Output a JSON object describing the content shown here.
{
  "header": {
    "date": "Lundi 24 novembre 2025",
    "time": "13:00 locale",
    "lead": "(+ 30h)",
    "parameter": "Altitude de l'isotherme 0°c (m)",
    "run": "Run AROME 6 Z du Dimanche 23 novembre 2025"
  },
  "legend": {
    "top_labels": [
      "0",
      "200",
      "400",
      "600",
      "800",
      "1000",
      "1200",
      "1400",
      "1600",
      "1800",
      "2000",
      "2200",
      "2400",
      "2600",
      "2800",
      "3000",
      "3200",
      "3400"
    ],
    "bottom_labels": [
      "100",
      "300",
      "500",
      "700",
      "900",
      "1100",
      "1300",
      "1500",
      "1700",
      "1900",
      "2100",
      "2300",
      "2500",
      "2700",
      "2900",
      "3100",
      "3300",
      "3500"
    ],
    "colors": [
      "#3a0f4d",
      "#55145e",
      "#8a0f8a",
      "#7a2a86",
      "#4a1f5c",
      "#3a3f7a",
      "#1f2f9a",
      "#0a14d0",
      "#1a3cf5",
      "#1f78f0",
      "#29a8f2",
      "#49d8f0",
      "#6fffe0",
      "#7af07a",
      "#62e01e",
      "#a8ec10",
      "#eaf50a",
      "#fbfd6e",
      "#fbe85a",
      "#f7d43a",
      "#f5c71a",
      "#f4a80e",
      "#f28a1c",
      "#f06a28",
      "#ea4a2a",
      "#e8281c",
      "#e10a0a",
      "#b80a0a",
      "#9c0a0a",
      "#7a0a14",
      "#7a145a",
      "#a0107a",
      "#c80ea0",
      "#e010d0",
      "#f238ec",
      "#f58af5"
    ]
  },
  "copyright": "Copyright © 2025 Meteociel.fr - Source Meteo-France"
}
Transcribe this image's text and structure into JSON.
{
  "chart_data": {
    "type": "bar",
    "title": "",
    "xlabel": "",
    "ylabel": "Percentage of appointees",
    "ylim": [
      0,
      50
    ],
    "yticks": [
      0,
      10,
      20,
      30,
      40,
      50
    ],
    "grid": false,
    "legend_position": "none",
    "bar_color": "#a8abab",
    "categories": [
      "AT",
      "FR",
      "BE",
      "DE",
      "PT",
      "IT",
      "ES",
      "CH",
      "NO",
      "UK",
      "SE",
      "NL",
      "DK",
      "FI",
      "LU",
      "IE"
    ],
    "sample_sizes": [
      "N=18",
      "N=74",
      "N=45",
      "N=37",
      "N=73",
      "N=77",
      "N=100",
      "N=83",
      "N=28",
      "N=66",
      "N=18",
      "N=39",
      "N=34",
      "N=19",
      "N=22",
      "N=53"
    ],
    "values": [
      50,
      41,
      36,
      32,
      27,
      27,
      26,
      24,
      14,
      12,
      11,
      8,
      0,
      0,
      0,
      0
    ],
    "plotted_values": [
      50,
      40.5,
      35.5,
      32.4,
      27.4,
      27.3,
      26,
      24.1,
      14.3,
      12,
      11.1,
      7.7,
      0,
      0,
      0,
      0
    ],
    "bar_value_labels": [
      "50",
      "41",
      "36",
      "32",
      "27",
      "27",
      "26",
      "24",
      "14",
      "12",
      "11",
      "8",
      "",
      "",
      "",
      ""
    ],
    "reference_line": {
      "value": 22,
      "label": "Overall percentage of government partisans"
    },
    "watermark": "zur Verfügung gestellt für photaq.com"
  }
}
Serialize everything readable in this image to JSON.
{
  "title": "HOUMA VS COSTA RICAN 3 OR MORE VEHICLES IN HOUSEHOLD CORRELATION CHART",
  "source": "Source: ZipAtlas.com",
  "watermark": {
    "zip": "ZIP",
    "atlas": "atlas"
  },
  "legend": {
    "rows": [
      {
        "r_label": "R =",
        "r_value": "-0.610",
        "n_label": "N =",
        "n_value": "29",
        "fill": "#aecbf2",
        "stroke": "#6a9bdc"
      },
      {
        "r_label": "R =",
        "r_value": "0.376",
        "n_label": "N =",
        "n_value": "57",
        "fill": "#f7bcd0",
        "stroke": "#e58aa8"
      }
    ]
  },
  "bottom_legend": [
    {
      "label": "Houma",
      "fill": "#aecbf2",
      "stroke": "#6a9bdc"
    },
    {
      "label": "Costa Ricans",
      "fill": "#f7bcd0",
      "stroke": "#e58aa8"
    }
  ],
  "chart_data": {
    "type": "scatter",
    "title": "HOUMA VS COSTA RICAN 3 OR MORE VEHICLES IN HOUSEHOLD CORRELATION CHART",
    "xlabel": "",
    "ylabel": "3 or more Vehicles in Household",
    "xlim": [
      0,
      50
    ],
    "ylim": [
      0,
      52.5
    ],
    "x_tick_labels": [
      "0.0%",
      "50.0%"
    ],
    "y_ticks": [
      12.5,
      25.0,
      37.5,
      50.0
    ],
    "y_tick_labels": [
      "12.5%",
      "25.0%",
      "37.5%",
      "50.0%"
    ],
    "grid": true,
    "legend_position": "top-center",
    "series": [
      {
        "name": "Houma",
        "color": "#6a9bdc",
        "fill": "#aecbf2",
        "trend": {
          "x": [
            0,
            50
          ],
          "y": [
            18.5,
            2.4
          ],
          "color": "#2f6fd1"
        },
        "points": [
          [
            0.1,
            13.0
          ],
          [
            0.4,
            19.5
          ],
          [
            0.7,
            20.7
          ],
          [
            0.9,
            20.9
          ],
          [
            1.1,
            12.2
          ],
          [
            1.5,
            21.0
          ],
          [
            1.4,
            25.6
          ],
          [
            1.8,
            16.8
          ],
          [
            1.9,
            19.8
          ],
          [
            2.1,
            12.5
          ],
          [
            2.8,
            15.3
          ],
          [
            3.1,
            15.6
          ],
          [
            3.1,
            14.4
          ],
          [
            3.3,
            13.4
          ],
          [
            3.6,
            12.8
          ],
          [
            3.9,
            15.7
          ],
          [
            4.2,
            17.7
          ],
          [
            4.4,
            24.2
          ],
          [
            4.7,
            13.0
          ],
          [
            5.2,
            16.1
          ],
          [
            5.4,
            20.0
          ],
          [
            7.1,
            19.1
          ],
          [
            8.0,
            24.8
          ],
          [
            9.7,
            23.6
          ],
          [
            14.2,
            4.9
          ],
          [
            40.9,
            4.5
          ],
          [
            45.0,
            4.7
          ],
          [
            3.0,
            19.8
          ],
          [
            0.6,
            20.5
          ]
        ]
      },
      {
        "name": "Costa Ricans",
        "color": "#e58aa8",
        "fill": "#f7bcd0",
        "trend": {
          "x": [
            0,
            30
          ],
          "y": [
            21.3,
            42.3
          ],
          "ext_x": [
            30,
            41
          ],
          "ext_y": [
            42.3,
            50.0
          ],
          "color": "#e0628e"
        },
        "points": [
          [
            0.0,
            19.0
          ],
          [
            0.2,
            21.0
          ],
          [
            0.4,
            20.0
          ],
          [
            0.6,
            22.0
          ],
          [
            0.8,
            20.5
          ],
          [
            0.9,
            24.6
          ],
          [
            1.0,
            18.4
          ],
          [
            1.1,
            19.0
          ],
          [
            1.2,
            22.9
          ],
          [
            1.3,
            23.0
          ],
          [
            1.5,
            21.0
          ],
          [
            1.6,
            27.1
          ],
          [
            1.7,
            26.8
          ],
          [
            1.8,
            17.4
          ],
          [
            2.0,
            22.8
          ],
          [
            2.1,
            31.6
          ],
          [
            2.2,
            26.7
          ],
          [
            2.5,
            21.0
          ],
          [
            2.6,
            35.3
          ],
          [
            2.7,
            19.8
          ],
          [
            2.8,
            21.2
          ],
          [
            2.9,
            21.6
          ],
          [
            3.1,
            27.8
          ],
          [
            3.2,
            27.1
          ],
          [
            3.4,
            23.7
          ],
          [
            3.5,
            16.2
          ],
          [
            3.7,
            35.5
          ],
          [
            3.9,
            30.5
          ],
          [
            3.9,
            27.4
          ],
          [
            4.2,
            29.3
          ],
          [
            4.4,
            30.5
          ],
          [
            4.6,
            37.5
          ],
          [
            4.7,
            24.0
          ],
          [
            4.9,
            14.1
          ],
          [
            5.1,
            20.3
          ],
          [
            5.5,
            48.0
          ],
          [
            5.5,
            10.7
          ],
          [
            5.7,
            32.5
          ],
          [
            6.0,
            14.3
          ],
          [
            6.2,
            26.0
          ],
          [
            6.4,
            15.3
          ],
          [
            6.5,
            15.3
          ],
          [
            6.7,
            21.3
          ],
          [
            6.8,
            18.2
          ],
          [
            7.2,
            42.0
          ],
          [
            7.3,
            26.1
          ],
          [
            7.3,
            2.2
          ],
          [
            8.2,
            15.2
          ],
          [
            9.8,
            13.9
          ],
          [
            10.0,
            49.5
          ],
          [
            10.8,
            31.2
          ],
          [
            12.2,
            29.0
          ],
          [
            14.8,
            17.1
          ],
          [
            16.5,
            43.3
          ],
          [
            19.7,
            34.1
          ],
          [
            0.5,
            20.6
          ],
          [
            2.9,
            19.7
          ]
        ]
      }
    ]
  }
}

+---+

▶ Task statement: Within the listing, how many lines hold the word "JSON"? Only the number is to be given.

▶ Answer to the exercise: 3